## BEGIN

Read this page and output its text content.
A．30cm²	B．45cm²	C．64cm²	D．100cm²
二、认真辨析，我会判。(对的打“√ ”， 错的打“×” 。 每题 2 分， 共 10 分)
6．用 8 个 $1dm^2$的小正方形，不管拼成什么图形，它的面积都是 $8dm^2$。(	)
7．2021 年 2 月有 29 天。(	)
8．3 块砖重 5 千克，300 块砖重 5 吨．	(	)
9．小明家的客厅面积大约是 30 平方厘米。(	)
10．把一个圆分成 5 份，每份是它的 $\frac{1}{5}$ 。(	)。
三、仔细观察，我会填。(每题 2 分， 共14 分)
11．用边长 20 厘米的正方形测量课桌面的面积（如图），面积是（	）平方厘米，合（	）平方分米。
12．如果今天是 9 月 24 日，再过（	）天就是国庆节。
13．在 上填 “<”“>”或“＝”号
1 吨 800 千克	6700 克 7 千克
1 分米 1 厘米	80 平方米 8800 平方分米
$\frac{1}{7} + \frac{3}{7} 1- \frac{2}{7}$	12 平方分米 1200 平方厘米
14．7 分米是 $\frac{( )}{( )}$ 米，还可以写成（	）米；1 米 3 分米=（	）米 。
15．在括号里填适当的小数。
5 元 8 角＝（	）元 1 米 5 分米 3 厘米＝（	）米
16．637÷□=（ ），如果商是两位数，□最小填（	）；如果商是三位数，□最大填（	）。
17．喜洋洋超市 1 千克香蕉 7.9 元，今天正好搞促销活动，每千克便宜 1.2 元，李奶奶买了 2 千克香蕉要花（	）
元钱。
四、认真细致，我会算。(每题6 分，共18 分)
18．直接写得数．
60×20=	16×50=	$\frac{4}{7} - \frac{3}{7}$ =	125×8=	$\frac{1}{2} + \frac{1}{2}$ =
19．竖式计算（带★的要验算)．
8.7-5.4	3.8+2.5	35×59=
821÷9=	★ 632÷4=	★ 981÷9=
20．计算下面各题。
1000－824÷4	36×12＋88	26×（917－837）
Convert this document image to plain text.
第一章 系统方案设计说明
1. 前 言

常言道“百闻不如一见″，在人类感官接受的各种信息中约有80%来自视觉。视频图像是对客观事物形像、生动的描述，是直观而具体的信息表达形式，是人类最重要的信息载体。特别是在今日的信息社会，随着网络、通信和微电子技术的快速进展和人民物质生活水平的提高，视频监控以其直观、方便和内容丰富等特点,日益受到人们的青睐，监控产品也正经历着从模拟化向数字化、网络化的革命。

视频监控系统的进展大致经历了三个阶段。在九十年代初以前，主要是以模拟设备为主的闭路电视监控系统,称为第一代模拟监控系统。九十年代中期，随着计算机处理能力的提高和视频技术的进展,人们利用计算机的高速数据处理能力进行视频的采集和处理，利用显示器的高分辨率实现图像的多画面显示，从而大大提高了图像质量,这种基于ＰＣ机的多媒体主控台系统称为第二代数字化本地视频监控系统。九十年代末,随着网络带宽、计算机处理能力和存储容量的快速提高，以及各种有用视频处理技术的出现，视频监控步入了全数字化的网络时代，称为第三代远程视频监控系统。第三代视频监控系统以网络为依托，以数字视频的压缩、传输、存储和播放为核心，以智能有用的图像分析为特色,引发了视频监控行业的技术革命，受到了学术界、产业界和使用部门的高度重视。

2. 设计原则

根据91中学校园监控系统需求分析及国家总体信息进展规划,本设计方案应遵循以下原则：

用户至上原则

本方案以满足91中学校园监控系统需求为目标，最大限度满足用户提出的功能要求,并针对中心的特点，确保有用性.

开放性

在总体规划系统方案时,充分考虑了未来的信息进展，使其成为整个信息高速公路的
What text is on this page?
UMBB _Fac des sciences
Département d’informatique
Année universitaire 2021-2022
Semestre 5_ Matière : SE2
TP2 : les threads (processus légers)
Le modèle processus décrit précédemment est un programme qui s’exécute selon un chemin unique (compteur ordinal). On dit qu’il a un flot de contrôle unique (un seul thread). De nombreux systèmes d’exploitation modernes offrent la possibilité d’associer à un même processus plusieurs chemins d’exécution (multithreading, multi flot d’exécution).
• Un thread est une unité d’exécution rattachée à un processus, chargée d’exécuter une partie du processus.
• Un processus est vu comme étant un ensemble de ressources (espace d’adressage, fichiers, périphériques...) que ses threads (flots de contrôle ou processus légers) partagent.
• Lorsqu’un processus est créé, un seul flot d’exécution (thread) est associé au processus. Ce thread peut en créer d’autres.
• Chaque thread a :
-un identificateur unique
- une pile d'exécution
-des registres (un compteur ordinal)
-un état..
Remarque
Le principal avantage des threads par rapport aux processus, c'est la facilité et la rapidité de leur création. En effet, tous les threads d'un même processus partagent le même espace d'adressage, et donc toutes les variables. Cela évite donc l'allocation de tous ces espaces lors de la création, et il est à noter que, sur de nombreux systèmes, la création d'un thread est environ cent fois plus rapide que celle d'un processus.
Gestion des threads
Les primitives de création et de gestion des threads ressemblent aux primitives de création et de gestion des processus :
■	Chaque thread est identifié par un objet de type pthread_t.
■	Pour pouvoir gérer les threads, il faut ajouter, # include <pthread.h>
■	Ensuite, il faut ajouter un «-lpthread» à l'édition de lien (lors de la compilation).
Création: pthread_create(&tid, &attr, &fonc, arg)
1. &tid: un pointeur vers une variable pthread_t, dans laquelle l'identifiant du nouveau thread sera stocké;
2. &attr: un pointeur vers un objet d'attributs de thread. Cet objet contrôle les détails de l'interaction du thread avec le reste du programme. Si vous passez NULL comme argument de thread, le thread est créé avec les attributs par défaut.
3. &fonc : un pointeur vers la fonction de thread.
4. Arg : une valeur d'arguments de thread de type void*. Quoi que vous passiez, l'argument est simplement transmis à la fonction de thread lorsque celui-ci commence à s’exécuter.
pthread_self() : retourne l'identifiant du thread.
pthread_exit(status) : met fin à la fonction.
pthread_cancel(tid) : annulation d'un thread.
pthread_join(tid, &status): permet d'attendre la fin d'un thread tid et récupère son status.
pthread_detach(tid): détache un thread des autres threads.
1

## END

### REQUIRED TASK
Copy every line exactly. Leave nothing out.

### FINAL RESULT
Read this page and output its text content.
A．30cm²	B．45cm²	C．64cm²	D．100cm²
二、认真辨析，我会判。(对的打“√ ”， 错的打“×” 。 每题 2 分， 共 10 分)
6．用 8 个 $1dm^2$的小正方形，不管拼成什么图形，它的面积都是 $8dm^2$。(	)
7．2021 年 2 月有 29 天。(	)
8．3 块砖重 5 千克，300 块砖重 5 吨．	(	)
9．小明家的客厅面积大约是 30 平方厘米。(	)
10．把一个圆分成 5 份，每份是它的 $\frac{1}{5}$ 。(	)。
三、仔细观察，我会填。(每题 2 分， 共14 分)
11．用边长 20 厘米的正方形测量课桌面的面积（如图），面积是（	）平方厘米，合（	）平方分米。
12．如果今天是 9 月 24 日，再过（	）天就是国庆节。
13．在 上填 “<”“>”或“＝”号
1 吨 800 千克	6700 克 7 千克
1 分米 1 厘米	80 平方米 8800 平方分米
$\frac{1}{7} + \frac{3}{7} 1- \frac{2}{7}$	12 平方分米 1200 平方厘米
14．7 分米是 $\frac{( )}{( )}$ 米，还可以写成（	）米；1 米 3 分米=（	）米 。
15．在括号里填适当的小数。
5 元 8 角＝（	）元 1 米 5 分米 3 厘米＝（	）米
16．637÷□=（ ），如果商是两位数，□最小填（	）；如果商是三位数，□最大填（	）。
17．喜洋洋超市 1 千克香蕉 7.9 元，今天正好搞促销活动，每千克便宜 1.2 元，李奶奶买了 2 千克香蕉要花（	）
元钱。
四、认真细致，我会算。(每题6 分，共18 分)
18．直接写得数．
60×20=	16×50=	$\frac{4}{7} - \frac{3}{7}$ =	125×8=	$\frac{1}{2} + \frac{1}{2}$ =
19．竖式计算（带★的要验算)．
8.7-5.4	3.8+2.5	35×59=
821÷9=	★ 632÷4=	★ 981÷9=
20．计算下面各题。
1000－824÷4	36×12＋88	26×（917－837）
Convert this document image to plain text.
第一章 系统方案设计说明
1. 前 言

常言道“百闻不如一见″，在人类感官接受的各种信息中约有80%来自视觉。视频图像是对客观事物形像、生动的描述，是直观而具体的信息表达形式，是人类最重要的信息载体。特别是在今日的信息社会，随着网络、通信和微电子技术的快速进展和人民物质生活水平的提高，视频监控以其直观、方便和内容丰富等特点,日益受到人们的青睐，监控产品也正经历着从模拟化向数字化、网络化的革命。

视频监控系统的进展大致经历了三个阶段。在九十年代初以前，主要是以模拟设备为主的闭路电视监控系统,称为第一代模拟监控系统。九十年代中期，随着计算机处理能力的提高和视频技术的进展,人们利用计算机的高速数据处理能力进行视频的采集和处理，利用显示器的高分辨率实现图像的多画面显示，从而大大提高了图像质量,这种基于ＰＣ机的多媒体主控台系统称为第二代数字化本地视频监控系统。九十年代末,随着网络带宽、计算机处理能力和存储容量的快速提高，以及各种有用视频处理技术的出现，视频监控步入了全数字化的网络时代，称为第三代远程视频监控系统。第三代视频监控系统以网络为依托，以数字视频的压缩、传输、存储和播放为核心，以智能有用的图像分析为特色,引发了视频监控行业的技术革命，受到了学术界、产业界和使用部门的高度重视。

2. 设计原则

根据91中学校园监控系统需求分析及国家总体信息进展规划,本设计方案应遵循以下原则：

用户至上原则

本方案以满足91中学校园监控系统需求为目标，最大限度满足用户提出的功能要求,并针对中心的特点，确保有用性.

开放性

在总体规划系统方案时,充分考虑了未来的信息进展，使其成为整个信息高速公路的
What text is on this page?
UMBB _Fac des sciences
Département d’informatique
Année universitaire 2021-2022
Semestre 5_ Matière : SE2
TP2 : les threads (processus légers)
Le modèle processus décrit précédemment est un programme qui s’exécute selon un chemin unique (compteur ordinal). On dit qu’il a un flot de contrôle unique (un seul thread). De nombreux systèmes d’exploitation modernes offrent la possibilité d’associer à un même processus plusieurs chemins d’exécution (multithreading, multi flot d’exécution).
• Un thread est une unité d’exécution rattachée à un processus, chargée d’exécuter une partie du processus.
• Un processus est vu comme étant un ensemble de ressources (espace d’adressage, fichiers, périphériques...) que ses threads (flots de contrôle ou processus légers) partagent.
• Lorsqu’un processus est créé, un seul flot d’exécution (thread) est associé au processus. Ce thread peut en créer d’autres.
• Chaque thread a :
-un identificateur unique
- une pile d'exécution
-des registres (un compteur ordinal)
-un état..
Remarque
Le principal avantage des threads par rapport aux processus, c'est la facilité et la rapidité de leur création. En effet, tous les threads d'un même processus partagent le même espace d'adressage, et donc toutes les variables. Cela évite donc l'allocation de tous ces espaces lors de la création, et il est à noter que, sur de nombreux systèmes, la création d'un thread est environ cent fois plus rapide que celle d'un processus.
Gestion des threads
Les primitives de création et de gestion des threads ressemblent aux primitives de création et de gestion des processus :
■	Chaque thread est identifié par un objet de type pthread_t.
■	Pour pouvoir gérer les threads, il faut ajouter, # include <pthread.h>
■	Ensuite, il faut ajouter un «-lpthread» à l'édition de lien (lors de la compilation).
Création: pthread_create(&tid, &attr, &fonc, arg)
1. &tid: un pointeur vers une variable pthread_t, dans laquelle l'identifiant du nouveau thread sera stocké;
2. &attr: un pointeur vers un objet d'attributs de thread. Cet objet contrôle les détails de l'interaction du thread avec le reste du programme. Si vous passez NULL comme argument de thread, le thread est créé avec les attributs par défaut.
3. &fonc : un pointeur vers la fonction de thread.
4. Arg : une valeur d'arguments de thread de type void*. Quoi que vous passiez, l'argument est simplement transmis à la fonction de thread lorsque celui-ci commence à s’exécuter.
pthread_self() : retourne l'identifiant du thread.
pthread_exit(status) : met fin à la fonction.
pthread_cancel(tid) : annulation d'un thread.
pthread_join(tid, &status): permet d'attendre la fin d'un thread tid et récupère son status.
pthread_detach(tid): détache un thread des autres threads.
1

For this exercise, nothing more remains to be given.